**** Records to process
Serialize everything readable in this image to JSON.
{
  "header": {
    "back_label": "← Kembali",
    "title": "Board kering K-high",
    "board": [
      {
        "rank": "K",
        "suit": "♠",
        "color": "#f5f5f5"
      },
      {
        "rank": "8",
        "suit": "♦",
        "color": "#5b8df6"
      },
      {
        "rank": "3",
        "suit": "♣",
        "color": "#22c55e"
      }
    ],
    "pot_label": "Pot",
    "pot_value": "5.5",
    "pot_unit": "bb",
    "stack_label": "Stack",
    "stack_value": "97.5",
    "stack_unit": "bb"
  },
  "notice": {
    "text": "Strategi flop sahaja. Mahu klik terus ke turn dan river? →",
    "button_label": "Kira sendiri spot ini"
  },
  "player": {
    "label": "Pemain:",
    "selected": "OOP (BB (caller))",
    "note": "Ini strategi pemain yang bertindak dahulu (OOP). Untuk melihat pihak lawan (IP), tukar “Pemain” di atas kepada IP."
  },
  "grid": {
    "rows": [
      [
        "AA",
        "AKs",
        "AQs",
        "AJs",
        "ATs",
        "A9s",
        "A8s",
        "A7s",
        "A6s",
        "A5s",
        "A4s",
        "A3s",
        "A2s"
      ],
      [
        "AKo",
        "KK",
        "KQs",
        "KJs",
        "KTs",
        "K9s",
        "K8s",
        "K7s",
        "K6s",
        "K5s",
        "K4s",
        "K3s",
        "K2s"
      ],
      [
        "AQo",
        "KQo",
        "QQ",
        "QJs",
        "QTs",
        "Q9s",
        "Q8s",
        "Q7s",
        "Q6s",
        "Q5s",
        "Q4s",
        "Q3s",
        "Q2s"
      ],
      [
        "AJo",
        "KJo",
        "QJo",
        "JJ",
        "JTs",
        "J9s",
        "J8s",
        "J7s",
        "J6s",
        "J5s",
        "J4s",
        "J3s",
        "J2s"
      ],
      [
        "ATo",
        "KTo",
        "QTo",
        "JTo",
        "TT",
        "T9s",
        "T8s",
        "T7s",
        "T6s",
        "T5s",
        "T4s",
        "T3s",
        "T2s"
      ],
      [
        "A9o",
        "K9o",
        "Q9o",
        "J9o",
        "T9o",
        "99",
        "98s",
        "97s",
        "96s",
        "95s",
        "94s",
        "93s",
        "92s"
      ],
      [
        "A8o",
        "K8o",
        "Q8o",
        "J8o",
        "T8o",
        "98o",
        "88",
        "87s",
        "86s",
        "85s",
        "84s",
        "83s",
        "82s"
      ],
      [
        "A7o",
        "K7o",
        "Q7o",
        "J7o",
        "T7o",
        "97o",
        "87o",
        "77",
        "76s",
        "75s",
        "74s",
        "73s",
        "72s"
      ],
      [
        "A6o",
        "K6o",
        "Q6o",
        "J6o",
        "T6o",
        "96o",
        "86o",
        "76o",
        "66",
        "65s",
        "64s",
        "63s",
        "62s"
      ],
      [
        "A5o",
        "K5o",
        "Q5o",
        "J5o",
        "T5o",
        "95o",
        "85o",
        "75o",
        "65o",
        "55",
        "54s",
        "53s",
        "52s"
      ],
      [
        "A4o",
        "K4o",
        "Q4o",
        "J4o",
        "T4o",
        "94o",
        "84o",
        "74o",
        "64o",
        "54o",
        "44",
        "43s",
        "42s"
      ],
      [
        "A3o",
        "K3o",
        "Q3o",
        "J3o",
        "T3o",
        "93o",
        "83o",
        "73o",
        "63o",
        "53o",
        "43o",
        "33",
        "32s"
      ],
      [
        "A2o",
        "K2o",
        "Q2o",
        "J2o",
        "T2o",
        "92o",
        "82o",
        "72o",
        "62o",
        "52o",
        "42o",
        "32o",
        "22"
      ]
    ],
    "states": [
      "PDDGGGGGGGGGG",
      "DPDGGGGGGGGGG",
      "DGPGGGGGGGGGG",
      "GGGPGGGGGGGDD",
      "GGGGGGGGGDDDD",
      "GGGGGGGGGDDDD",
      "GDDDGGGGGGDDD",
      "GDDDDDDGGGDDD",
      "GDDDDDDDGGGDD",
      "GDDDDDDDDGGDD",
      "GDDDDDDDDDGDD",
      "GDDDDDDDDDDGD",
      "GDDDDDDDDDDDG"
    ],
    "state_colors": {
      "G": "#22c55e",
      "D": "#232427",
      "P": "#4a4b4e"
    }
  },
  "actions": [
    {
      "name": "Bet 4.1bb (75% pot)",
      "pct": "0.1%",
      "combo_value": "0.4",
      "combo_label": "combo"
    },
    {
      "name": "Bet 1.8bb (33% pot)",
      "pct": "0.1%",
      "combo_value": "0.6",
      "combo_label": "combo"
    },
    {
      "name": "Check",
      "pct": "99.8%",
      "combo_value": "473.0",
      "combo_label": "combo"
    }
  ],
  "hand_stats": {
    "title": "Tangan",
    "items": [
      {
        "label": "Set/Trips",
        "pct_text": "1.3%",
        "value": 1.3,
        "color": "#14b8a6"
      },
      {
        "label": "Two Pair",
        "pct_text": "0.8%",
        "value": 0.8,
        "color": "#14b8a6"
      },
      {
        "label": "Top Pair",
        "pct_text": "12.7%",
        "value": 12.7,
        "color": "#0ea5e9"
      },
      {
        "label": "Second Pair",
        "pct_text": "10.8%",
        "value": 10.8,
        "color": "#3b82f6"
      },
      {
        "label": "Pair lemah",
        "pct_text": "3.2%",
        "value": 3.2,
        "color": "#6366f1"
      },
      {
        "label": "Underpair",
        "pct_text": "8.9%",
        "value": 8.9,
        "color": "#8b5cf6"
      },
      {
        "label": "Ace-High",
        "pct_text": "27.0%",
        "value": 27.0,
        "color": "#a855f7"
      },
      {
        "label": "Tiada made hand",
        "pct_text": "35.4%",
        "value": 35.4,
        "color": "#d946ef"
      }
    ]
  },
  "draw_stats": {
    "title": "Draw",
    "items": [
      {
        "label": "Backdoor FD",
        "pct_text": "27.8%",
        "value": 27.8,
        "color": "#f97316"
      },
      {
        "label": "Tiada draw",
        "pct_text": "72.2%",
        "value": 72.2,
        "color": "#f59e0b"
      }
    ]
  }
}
********
• **Problem**:
Tell how many lines of the data include the word "title", and nothing else.

• **Final result**:
3